Directive:
Every record must appear in your copy exactly as written, with no pictures.
— BEGIN Data provided —
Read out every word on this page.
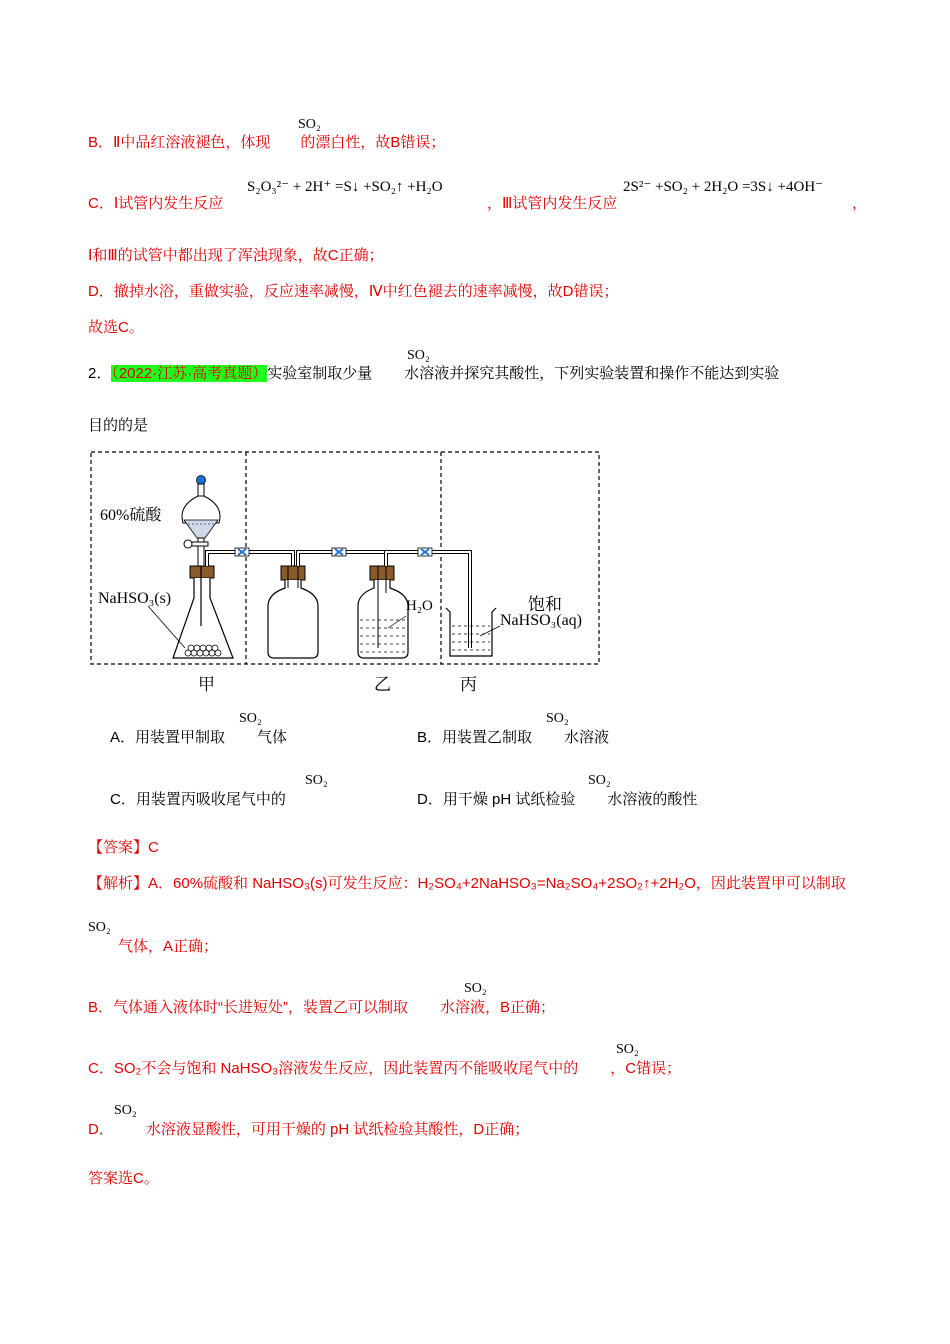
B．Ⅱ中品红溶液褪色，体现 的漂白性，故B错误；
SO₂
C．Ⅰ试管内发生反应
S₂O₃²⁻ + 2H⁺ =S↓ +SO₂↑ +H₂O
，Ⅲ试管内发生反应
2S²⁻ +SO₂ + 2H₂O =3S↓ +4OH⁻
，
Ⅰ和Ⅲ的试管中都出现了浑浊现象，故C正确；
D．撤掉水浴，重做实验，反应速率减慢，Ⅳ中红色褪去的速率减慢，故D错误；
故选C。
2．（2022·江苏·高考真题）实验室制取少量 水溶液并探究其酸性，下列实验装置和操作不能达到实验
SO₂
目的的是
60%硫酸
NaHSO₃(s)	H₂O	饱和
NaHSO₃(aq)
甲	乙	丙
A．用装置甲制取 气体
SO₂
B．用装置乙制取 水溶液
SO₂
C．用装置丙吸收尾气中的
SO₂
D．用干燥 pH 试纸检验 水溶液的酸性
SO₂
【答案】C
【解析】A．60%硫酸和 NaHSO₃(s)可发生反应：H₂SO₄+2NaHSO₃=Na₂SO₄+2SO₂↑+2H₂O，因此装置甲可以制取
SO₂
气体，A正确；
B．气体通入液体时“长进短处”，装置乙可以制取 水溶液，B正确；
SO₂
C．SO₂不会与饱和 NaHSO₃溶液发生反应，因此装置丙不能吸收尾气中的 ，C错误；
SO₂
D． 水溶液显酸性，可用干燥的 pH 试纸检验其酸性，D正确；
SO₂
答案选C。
— END Data provided —
Solution for this exercise:
Read out every word on this page.
B．Ⅱ中品红溶液褪色，体现 的漂白性，故B错误；
SO₂
C．Ⅰ试管内发生反应
S₂O₃²⁻ + 2H⁺ =S↓ +SO₂↑ +H₂O
，Ⅲ试管内发生反应
2S²⁻ +SO₂ + 2H₂O =3S↓ +4OH⁻
，
Ⅰ和Ⅲ的试管中都出现了浑浊现象，故C正确；
D．撤掉水浴，重做实验，反应速率减慢，Ⅳ中红色褪去的速率减慢，故D错误；
故选C。
2．（2022·江苏·高考真题）实验室制取少量 水溶液并探究其酸性，下列实验装置和操作不能达到实验
SO₂
目的的是
60%硫酸
NaHSO₃(s)	H₂O	饱和
NaHSO₃(aq)
甲	乙	丙
A．用装置甲制取 气体
SO₂
B．用装置乙制取 水溶液
SO₂
C．用装置丙吸收尾气中的
SO₂
D．用干燥 pH 试纸检验 水溶液的酸性
SO₂
【答案】C
【解析】A．60%硫酸和 NaHSO₃(s)可发生反应：H₂SO₄+2NaHSO₃=Na₂SO₄+2SO₂↑+2H₂O，因此装置甲可以制取
SO₂
气体，A正确；
B．气体通入液体时“长进短处”，装置乙可以制取 水溶液，B正确；
SO₂
C．SO₂不会与饱和 NaHSO₃溶液发生反应，因此装置丙不能吸收尾气中的 ，C错误；
SO₂
D． 水溶液显酸性，可用干燥的 pH 试纸检验其酸性，D正确；
SO₂
答案选C。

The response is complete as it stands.